------ Records shown
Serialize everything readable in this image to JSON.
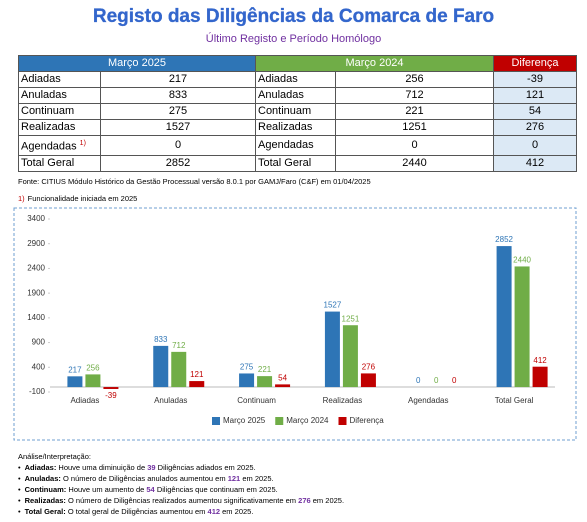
{
  "header": {
    "title": "Registo das Diligências da Comarca de Faro",
    "subtitle": "Último Registo e Período Homólogo"
  },
  "table": {
    "headers": [
      "Março 2025",
      "Março 2024",
      "Diferença"
    ],
    "rows": [
      {
        "label": "Adiadas",
        "v2025": 217,
        "label_2024": "Adiadas",
        "v2024": 256,
        "diff": -39
      },
      {
        "label": "Anuladas",
        "v2025": 833,
        "label_2024": "Anuladas",
        "v2024": 712,
        "diff": 121
      },
      {
        "label": "Continuam",
        "v2025": 275,
        "label_2024": "Continuam",
        "v2024": 221,
        "diff": 54
      },
      {
        "label": "Realizadas",
        "v2025": 1527,
        "label_2024": "Realizadas",
        "v2024": 1251,
        "diff": 276
      },
      {
        "label": "Agendadas",
        "note": "1)",
        "v2025": 0,
        "label_2024": "Agendadas",
        "v2024": 0,
        "diff": 0
      },
      {
        "label": "Total Geral",
        "v2025": 2852,
        "label_2024": "Total Geral",
        "v2024": 2440,
        "diff": 412
      }
    ]
  },
  "source": "Fonte: CITIUS Módulo Histórico da Gestão Processual versão 8.0.1 por GAMJ/Faro (C&F) em 01/04/2025",
  "footnote": {
    "marker": "1)",
    "text": "Funcionalidade iniciada em 2025"
  },
  "chart_data": {
    "type": "bar",
    "categories": [
      "Adiadas",
      "Anuladas",
      "Continuam",
      "Realizadas",
      "Agendadas",
      "Total Geral"
    ],
    "series": [
      {
        "name": "Março 2025",
        "color": "#2e75b6",
        "values": [
          217,
          833,
          275,
          1527,
          0,
          2852
        ]
      },
      {
        "name": "Março 2024",
        "color": "#70ad47",
        "values": [
          256,
          712,
          221,
          1251,
          0,
          2440
        ]
      },
      {
        "name": "Diferença",
        "color": "#c00000",
        "values": [
          -39,
          121,
          54,
          276,
          0,
          412
        ]
      }
    ],
    "ylim": [
      -100,
      3400
    ],
    "yticks": [
      -100,
      400,
      900,
      1400,
      1900,
      2400,
      2900,
      3400
    ],
    "grid": false,
    "legend": "bottom"
  },
  "analysis": {
    "title": "Análise/Interpretação:",
    "items": [
      {
        "label": "Adiadas:",
        "before": "Houve uma diminuição de",
        "value": 39,
        "after": "Diligências adiados em 2025."
      },
      {
        "label": "Anuladas:",
        "before": "O número de Diligências anulados aumentou em",
        "value": 121,
        "after": "em 2025."
      },
      {
        "label": "Continuam:",
        "before": "Houve um aumento de",
        "value": 54,
        "after": "Diligências que continuam em 2025."
      },
      {
        "label": "Realizadas:",
        "before": "O número de Diligências realizados aumentou significativamente em",
        "value": 276,
        "after": "em 2025."
      },
      {
        "label": "Total Geral:",
        "before": "O total geral de Diligências aumentou em",
        "value": 412,
        "after": "em 2025."
      }
    ]
  }
}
------------
[What the exercise asks] Make an exact copy of the records shown above, without the pictures.

[Result for this exercise]
Serialize everything readable in this image to JSON.
{
  "header": {
    "title": "Registo das Diligências da Comarca de Faro",
    "subtitle": "Último Registo e Período Homólogo"
  },
  "table": {
    "headers": [
      "Março 2025",
      "Março 2024",
      "Diferença"
    ],
    "rows": [
      {
        "label": "Adiadas",
        "v2025": 217,
        "label_2024": "Adiadas",
        "v2024": 256,
        "diff": -39
      },
      {
        "label": "Anuladas",
        "v2025": 833,
        "label_2024": "Anuladas",
        "v2024": 712,
        "diff": 121
      },
      {
        "label": "Continuam",
        "v2025": 275,
        "label_2024": "Continuam",
        "v2024": 221,
        "diff": 54
      },
      {
        "label": "Realizadas",
        "v2025": 1527,
        "label_2024": "Realizadas",
        "v2024": 1251,
        "diff": 276
      },
      {
        "label": "Agendadas",
        "note": "1)",
        "v2025": 0,
        "label_2024": "Agendadas",
        "v2024": 0,
        "diff": 0
      },
      {
        "label": "Total Geral",
        "v2025": 2852,
        "label_2024": "Total Geral",
        "v2024": 2440,
        "diff": 412
      }
    ]
  },
  "source": "Fonte: CITIUS Módulo Histórico da Gestão Processual versão 8.0.1 por GAMJ/Faro (C&F) em 01/04/2025",
  "footnote": {
    "marker": "1)",
    "text": "Funcionalidade iniciada em 2025"
  },
  "chart_data": {
    "type": "bar",
    "categories": [
      "Adiadas",
      "Anuladas",
      "Continuam",
      "Realizadas",
      "Agendadas",
      "Total Geral"
    ],
    "series": [
      {
        "name": "Março 2025",
        "color": "#2e75b6",
        "values": [
          217,
          833,
          275,
          1527,
          0,
          2852
        ]
      },
      {
        "name": "Março 2024",
        "color": "#70ad47",
        "values": [
          256,
          712,
          221,
          1251,
          0,
          2440
        ]
      },
      {
        "name": "Diferença",
        "color": "#c00000",
        "values": [
          -39,
          121,
          54,
          276,
          0,
          412
        ]
      }
    ],
    "ylim": [
      -100,
      3400
    ],
    "yticks": [
      -100,
      400,
      900,
      1400,
      1900,
      2400,
      2900,
      3400
    ],
    "grid": false,
    "legend": "bottom"
  },
  "analysis": {
    "title": "Análise/Interpretação:",
    "items": [
      {
        "label": "Adiadas:",
        "before": "Houve uma diminuição de",
        "value": 39,
        "after": "Diligências adiados em 2025."
      },
      {
        "label": "Anuladas:",
        "before": "O número de Diligências anulados aumentou em",
        "value": 121,
        "after": "em 2025."
      },
      {
        "label": "Continuam:",
        "before": "Houve um aumento de",
        "value": 54,
        "after": "Diligências que continuam em 2025."
      },
      {
        "label": "Realizadas:",
        "before": "O número de Diligências realizados aumentou significativamente em",
        "value": 276,
        "after": "em 2025."
      },
      {
        "label": "Total Geral:",
        "before": "O total geral de Diligências aumentou em",
        "value": 412,
        "after": "em 2025."
      }
    ]
  }
}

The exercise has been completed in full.